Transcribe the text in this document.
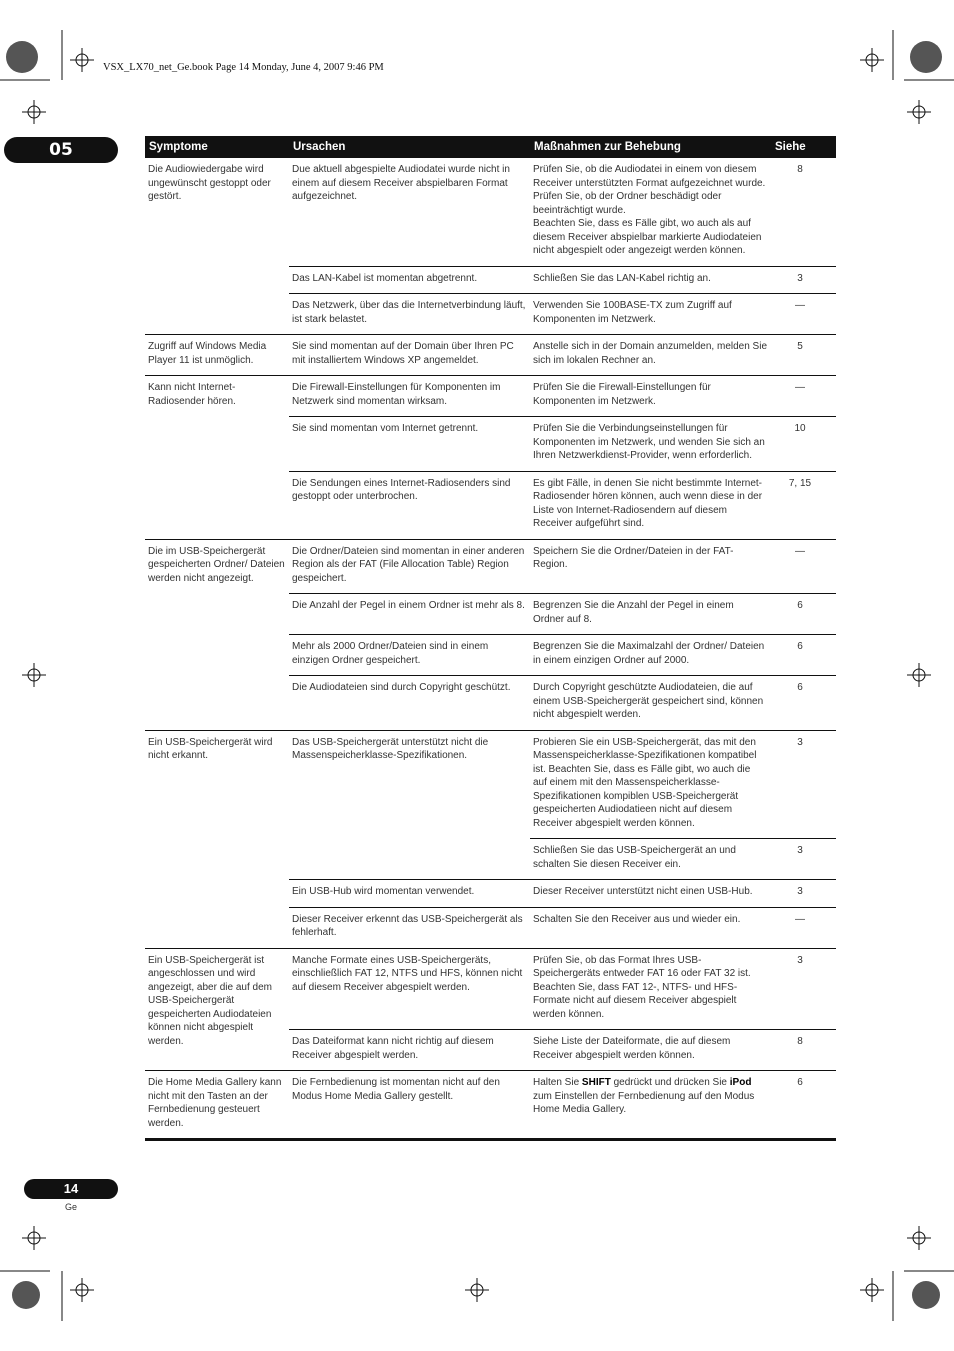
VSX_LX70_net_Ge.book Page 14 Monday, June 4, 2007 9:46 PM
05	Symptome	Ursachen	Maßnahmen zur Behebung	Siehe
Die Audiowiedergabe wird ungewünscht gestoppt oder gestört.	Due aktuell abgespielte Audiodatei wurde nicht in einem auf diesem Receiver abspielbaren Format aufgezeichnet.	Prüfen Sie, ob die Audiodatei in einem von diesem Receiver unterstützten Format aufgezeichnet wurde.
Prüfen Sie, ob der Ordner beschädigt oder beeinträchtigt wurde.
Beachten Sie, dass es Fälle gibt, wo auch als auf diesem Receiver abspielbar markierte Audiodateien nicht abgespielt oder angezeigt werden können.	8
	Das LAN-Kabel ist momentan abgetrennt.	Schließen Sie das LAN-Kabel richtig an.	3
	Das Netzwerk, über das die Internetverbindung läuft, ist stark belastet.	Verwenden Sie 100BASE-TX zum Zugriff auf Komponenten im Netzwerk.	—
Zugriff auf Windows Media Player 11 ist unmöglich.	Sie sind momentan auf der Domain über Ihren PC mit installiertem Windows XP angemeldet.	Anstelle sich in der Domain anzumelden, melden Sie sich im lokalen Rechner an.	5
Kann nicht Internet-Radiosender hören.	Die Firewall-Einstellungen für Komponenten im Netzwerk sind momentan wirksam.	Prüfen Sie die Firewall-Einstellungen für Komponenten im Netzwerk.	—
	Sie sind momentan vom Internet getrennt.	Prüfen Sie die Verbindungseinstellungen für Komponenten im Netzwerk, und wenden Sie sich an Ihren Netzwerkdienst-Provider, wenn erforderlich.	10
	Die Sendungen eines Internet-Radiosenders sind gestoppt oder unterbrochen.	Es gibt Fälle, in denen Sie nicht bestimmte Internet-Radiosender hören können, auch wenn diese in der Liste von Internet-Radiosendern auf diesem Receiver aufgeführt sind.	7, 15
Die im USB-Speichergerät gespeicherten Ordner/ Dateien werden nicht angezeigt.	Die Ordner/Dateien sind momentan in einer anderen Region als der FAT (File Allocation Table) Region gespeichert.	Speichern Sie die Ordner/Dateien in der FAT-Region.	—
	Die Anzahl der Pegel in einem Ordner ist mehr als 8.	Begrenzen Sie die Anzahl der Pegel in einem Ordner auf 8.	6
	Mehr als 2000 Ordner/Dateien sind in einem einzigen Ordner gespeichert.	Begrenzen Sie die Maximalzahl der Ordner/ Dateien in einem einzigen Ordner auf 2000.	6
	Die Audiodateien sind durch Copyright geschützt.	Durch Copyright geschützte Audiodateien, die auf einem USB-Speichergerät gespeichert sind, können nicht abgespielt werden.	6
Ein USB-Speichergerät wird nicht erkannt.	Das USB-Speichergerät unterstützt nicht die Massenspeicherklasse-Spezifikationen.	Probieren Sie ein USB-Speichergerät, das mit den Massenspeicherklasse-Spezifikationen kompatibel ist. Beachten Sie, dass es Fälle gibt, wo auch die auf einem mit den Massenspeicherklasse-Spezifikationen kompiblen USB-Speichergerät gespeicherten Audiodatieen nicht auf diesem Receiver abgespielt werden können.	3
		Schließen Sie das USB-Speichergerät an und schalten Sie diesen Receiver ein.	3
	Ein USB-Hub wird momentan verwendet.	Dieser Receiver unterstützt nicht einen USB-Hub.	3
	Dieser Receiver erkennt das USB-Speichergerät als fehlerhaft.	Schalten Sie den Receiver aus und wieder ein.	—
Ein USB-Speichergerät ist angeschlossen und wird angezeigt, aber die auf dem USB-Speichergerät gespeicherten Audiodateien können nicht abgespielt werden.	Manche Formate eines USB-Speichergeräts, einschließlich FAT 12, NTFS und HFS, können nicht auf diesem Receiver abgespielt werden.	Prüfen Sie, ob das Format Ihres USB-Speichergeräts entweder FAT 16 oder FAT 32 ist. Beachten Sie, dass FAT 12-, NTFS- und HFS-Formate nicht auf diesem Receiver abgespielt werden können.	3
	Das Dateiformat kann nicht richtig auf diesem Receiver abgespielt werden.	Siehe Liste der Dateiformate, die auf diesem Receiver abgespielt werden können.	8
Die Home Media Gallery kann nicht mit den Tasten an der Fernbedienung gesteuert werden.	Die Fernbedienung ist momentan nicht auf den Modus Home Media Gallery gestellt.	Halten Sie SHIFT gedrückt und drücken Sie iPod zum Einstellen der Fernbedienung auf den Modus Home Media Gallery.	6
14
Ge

◆ ◆ ◆ ◆ ◆

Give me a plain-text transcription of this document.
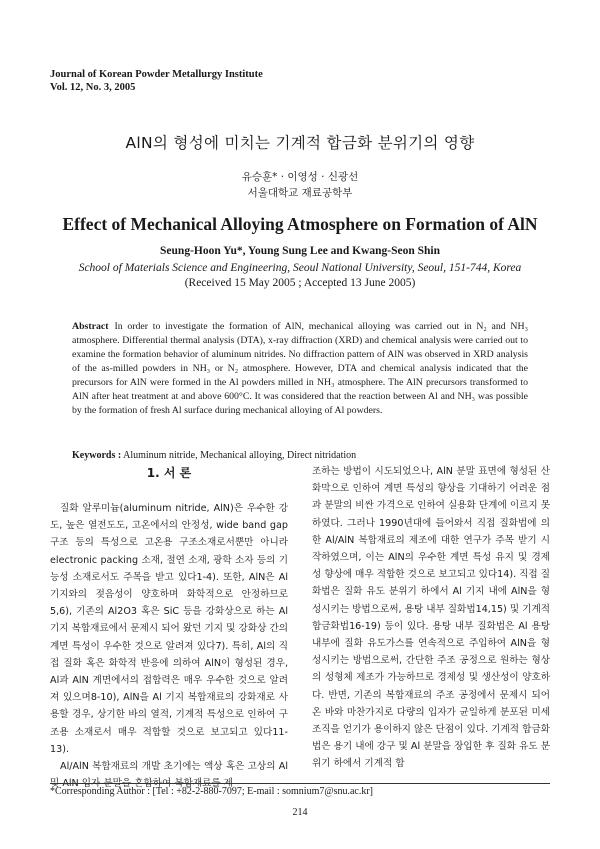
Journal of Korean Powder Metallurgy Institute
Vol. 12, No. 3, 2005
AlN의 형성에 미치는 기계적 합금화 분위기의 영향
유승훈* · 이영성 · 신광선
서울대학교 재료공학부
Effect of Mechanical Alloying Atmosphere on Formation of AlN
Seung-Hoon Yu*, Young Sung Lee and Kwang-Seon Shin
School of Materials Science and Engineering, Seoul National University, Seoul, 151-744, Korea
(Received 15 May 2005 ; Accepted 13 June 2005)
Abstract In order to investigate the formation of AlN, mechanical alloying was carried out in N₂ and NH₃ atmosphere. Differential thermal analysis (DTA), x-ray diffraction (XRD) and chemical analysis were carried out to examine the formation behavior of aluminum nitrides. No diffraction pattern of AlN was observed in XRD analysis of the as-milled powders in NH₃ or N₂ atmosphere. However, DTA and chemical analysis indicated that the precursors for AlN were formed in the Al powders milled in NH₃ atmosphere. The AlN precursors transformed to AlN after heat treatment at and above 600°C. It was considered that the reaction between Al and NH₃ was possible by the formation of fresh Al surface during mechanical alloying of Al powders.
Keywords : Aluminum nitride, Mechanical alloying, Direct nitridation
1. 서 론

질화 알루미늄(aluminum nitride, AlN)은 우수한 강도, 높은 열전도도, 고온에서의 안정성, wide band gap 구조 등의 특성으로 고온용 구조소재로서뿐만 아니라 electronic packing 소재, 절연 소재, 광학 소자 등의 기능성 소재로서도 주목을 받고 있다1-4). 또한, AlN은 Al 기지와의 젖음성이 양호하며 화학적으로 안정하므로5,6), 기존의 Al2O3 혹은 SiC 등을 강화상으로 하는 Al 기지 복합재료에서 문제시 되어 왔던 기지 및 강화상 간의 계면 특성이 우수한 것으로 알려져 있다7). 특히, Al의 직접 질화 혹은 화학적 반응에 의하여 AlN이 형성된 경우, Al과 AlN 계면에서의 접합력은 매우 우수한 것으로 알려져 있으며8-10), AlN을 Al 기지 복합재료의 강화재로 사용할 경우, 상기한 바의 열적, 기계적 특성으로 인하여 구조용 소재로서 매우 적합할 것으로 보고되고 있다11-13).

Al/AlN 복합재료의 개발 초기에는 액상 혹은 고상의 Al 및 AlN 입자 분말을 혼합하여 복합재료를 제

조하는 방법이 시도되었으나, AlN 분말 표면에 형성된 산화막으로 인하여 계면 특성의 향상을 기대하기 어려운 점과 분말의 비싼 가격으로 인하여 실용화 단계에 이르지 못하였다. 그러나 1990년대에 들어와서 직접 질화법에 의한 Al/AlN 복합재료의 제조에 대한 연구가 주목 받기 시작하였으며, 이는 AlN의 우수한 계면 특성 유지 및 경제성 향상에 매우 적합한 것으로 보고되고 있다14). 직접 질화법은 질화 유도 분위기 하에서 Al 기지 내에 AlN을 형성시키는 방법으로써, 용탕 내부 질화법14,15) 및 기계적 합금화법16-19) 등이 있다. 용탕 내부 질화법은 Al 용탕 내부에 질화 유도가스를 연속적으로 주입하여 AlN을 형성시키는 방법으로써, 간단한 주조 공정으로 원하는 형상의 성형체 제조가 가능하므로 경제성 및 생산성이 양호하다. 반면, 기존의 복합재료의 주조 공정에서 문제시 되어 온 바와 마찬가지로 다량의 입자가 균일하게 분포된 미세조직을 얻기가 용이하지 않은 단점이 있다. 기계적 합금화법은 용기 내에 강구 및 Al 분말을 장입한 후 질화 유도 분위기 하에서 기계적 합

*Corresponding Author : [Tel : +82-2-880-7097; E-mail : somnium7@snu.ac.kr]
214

◆ ◆ ◆ ◆ ◆

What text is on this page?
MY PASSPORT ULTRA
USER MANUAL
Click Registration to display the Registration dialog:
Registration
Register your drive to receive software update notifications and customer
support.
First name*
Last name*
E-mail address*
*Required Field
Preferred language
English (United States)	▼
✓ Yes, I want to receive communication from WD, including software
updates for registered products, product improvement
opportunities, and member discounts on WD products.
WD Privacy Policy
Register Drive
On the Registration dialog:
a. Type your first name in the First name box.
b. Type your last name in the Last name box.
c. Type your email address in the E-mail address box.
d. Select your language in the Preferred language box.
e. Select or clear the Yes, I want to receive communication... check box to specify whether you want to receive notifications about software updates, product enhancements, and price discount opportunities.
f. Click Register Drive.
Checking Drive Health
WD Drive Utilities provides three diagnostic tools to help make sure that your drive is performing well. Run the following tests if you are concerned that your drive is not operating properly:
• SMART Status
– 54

◆ ◆ ◆ ◆ ◆

GOAL OF THE EXERCISE — Report how many lines of the data contain the word "über", using the number alone.

RESPONSE — 2